_TASK GOAL_
Repeat the entire listing exactly.

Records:
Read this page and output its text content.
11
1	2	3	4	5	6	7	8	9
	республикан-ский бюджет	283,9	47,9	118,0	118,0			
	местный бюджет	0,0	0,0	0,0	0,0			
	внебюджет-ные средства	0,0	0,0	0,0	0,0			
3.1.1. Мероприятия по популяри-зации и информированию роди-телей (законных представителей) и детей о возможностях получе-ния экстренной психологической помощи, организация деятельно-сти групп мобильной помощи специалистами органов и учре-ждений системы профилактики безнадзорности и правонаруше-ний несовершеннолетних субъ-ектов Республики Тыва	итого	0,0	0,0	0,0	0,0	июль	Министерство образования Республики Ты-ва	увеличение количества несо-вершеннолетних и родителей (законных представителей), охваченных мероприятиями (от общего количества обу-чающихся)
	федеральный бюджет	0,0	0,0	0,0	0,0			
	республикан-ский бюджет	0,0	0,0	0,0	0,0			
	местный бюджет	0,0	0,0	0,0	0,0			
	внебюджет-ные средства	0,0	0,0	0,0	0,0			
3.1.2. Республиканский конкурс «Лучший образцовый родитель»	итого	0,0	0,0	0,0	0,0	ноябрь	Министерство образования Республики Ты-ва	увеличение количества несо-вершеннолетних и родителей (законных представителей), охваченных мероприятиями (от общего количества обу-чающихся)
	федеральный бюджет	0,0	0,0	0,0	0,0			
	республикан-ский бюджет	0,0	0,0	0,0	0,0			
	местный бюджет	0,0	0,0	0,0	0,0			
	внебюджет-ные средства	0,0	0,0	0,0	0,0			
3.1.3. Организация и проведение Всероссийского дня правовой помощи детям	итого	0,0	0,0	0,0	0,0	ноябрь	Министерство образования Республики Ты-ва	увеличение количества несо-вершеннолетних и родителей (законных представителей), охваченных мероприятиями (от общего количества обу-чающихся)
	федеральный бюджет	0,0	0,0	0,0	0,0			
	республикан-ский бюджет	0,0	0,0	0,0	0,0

_ANSWER TO THE EXERCISE_
Read this page and output its text content.
11
1	2	3	4	5	6	7	8	9
	республикан-ский бюджет	283,9	47,9	118,0	118,0			
	местный бюджет	0,0	0,0	0,0	0,0			
	внебюджет-ные средства	0,0	0,0	0,0	0,0			
3.1.1. Мероприятия по популяри-зации и информированию роди-телей (законных представителей) и детей о возможностях получе-ния экстренной психологической помощи, организация деятельно-сти групп мобильной помощи специалистами органов и учре-ждений системы профилактики безнадзорности и правонаруше-ний несовершеннолетних субъ-ектов Республики Тыва	итого	0,0	0,0	0,0	0,0	июль	Министерство образования Республики Ты-ва	увеличение количества несо-вершеннолетних и родителей (законных представителей), охваченных мероприятиями (от общего количества обу-чающихся)
	федеральный бюджет	0,0	0,0	0,0	0,0			
	республикан-ский бюджет	0,0	0,0	0,0	0,0			
	местный бюджет	0,0	0,0	0,0	0,0			
	внебюджет-ные средства	0,0	0,0	0,0	0,0			
3.1.2. Республиканский конкурс «Лучший образцовый родитель»	итого	0,0	0,0	0,0	0,0	ноябрь	Министерство образования Республики Ты-ва	увеличение количества несо-вершеннолетних и родителей (законных представителей), охваченных мероприятиями (от общего количества обу-чающихся)
	федеральный бюджет	0,0	0,0	0,0	0,0			
	республикан-ский бюджет	0,0	0,0	0,0	0,0			
	местный бюджет	0,0	0,0	0,0	0,0			
	внебюджет-ные средства	0,0	0,0	0,0	0,0			
3.1.3. Организация и проведение Всероссийского дня правовой помощи детям	итого	0,0	0,0	0,0	0,0	ноябрь	Министерство образования Республики Ты-ва	увеличение количества несо-вершеннолетних и родителей (законных представителей), охваченных мероприятиями (от общего количества обу-чающихся)
	федеральный бюджет	0,0	0,0	0,0	0,0			
	республикан-ский бюджет	0,0	0,0	0,0	0,0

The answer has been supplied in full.